▶

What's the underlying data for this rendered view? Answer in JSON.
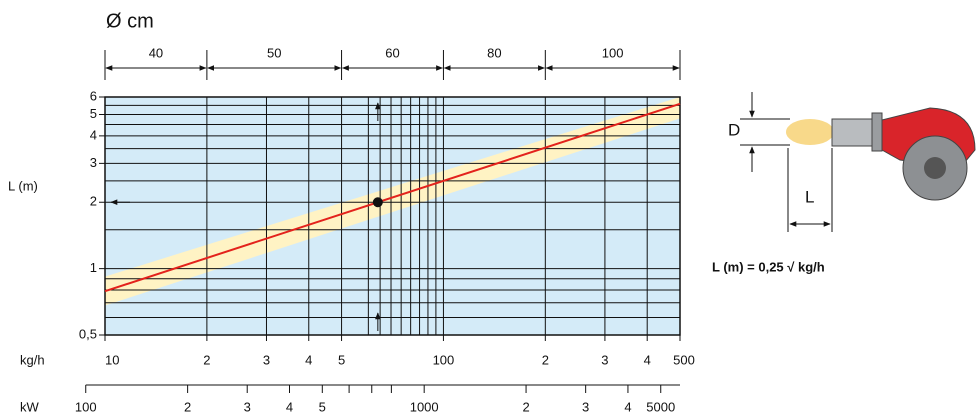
{
  "chart_data": {
    "type": "line",
    "log_x": true,
    "log_y": true,
    "xlabel": "kg/h",
    "ylabel": "L (m)",
    "xlim": [
      10,
      500
    ],
    "ylim": [
      0.5,
      6
    ],
    "xticks": [
      10,
      {
        "value": 20,
        "label": "2"
      },
      {
        "value": 30,
        "label": "3"
      },
      {
        "value": 40,
        "label": "4"
      },
      {
        "value": 50,
        "label": "5"
      },
      100,
      {
        "value": 200,
        "label": "2"
      },
      {
        "value": 300,
        "label": "3"
      },
      {
        "value": 400,
        "label": "4"
      },
      500
    ],
    "yticks": [
      {
        "value": 0.5,
        "label": "0,5"
      },
      1,
      2,
      3,
      4,
      5,
      6
    ],
    "xgrid": [
      60,
      65,
      70,
      75,
      80,
      85,
      90,
      95
    ],
    "ygrid": [
      0.6,
      0.7,
      0.8,
      0.9,
      1.5,
      2.5,
      3.5,
      4.5,
      5.5
    ],
    "x2label": "kW",
    "x2lim": [
      114,
      5700
    ],
    "x2ticks": [
      100,
      {
        "value": 200,
        "label": "2"
      },
      {
        "value": 300,
        "label": "3"
      },
      {
        "value": 400,
        "label": "4"
      },
      {
        "value": 500,
        "label": "5"
      },
      {
        "value": 600,
        "label": ""
      },
      {
        "value": 700,
        "label": ""
      },
      {
        "value": 800,
        "label": ""
      },
      1000,
      {
        "value": 2000,
        "label": "2"
      },
      {
        "value": 3000,
        "label": "3"
      },
      {
        "value": 4000,
        "label": "4"
      },
      5000
    ],
    "diameter": {
      "label": "Ø cm",
      "edges": [
        10,
        20,
        50,
        100,
        200,
        500
      ],
      "values": [
        40,
        50,
        60,
        80,
        100
      ]
    },
    "band": {
      "color": "#fff3c4",
      "x": [
        10,
        500
      ],
      "lower": [
        0.68,
        4.8
      ],
      "upper": [
        0.92,
        6
      ]
    },
    "series": [
      {
        "color": "#e3221c",
        "x": [
          10,
          500
        ],
        "values": [
          0.79,
          5.59
        ]
      }
    ],
    "example": {
      "x": 64,
      "y": 2
    },
    "plot_color": "#d4ebf8"
  },
  "diagram": {
    "d_label": "D",
    "l_label": "L",
    "formula": "L (m) = 0,25 √ kg/h"
  }
}
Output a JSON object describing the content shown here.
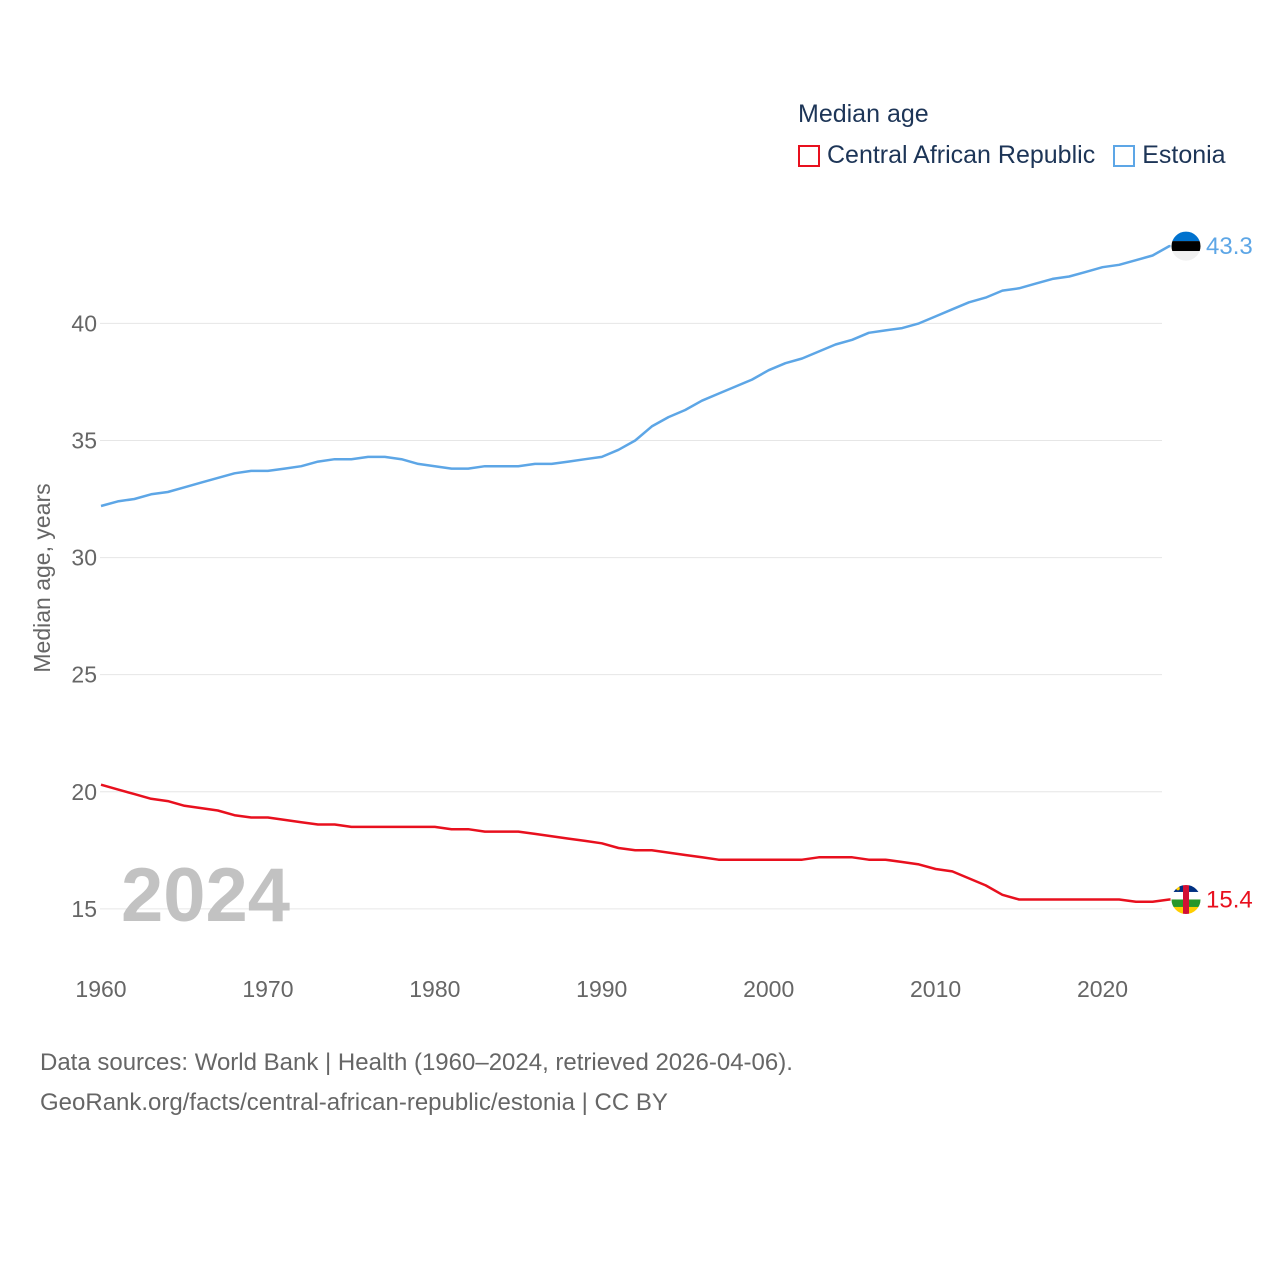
{
  "chart_data": {
    "type": "line",
    "title": "Median age",
    "xlabel": "",
    "ylabel": "Median age, years",
    "xlim": [
      1960,
      2025
    ],
    "ylim": [
      13.2,
      44.5
    ],
    "x_ticks": [
      1960,
      1970,
      1980,
      1990,
      2000,
      2010,
      2020
    ],
    "y_ticks": [
      15,
      20,
      25,
      30,
      35,
      40
    ],
    "grid": true,
    "legend_position": "top-right",
    "current_year_label": "2024",
    "x": [
      1960,
      1961,
      1962,
      1963,
      1964,
      1965,
      1966,
      1967,
      1968,
      1969,
      1970,
      1971,
      1972,
      1973,
      1974,
      1975,
      1976,
      1977,
      1978,
      1979,
      1980,
      1981,
      1982,
      1983,
      1984,
      1985,
      1986,
      1987,
      1988,
      1989,
      1990,
      1991,
      1992,
      1993,
      1994,
      1995,
      1996,
      1997,
      1998,
      1999,
      2000,
      2001,
      2002,
      2003,
      2004,
      2005,
      2006,
      2007,
      2008,
      2009,
      2010,
      2011,
      2012,
      2013,
      2014,
      2015,
      2016,
      2017,
      2018,
      2019,
      2020,
      2021,
      2022,
      2023,
      2024
    ],
    "series": [
      {
        "name": "Central African Republic",
        "color": "#e8101e",
        "end_label": "15.4",
        "flag": "central-african-republic-flag-icon",
        "values": [
          20.3,
          20.1,
          19.9,
          19.7,
          19.6,
          19.4,
          19.3,
          19.2,
          19.0,
          18.9,
          18.9,
          18.8,
          18.7,
          18.6,
          18.6,
          18.5,
          18.5,
          18.5,
          18.5,
          18.5,
          18.5,
          18.4,
          18.4,
          18.3,
          18.3,
          18.3,
          18.2,
          18.1,
          18.0,
          17.9,
          17.8,
          17.6,
          17.5,
          17.5,
          17.4,
          17.3,
          17.2,
          17.1,
          17.1,
          17.1,
          17.1,
          17.1,
          17.1,
          17.2,
          17.2,
          17.2,
          17.1,
          17.1,
          17.0,
          16.9,
          16.7,
          16.6,
          16.3,
          16.0,
          15.6,
          15.4,
          15.4,
          15.4,
          15.4,
          15.4,
          15.4,
          15.4,
          15.3,
          15.3,
          15.4
        ]
      },
      {
        "name": "Estonia",
        "color": "#5da6e6",
        "end_label": "43.3",
        "flag": "estonia-flag-icon",
        "values": [
          32.2,
          32.4,
          32.5,
          32.7,
          32.8,
          33.0,
          33.2,
          33.4,
          33.6,
          33.7,
          33.7,
          33.8,
          33.9,
          34.1,
          34.2,
          34.2,
          34.3,
          34.3,
          34.2,
          34.0,
          33.9,
          33.8,
          33.8,
          33.9,
          33.9,
          33.9,
          34.0,
          34.0,
          34.1,
          34.2,
          34.3,
          34.6,
          35.0,
          35.6,
          36.0,
          36.3,
          36.7,
          37.0,
          37.3,
          37.6,
          38.0,
          38.3,
          38.5,
          38.8,
          39.1,
          39.3,
          39.6,
          39.7,
          39.8,
          40.0,
          40.3,
          40.6,
          40.9,
          41.1,
          41.4,
          41.5,
          41.7,
          41.9,
          42.0,
          42.2,
          42.4,
          42.5,
          42.7,
          42.9,
          43.3
        ]
      }
    ]
  },
  "footer": {
    "source_line": "Data sources: World Bank | Health (1960–2024, retrieved 2026-04-06).",
    "attribution_line": "GeoRank.org/facts/central-african-republic/estonia | CC BY"
  }
}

◀

● **Written request**
Return each line among the entries that holds the word "icon".

● **The response**
        "flag": "central-african-republic-flag-icon",
        "flag": "estonia-flag-icon",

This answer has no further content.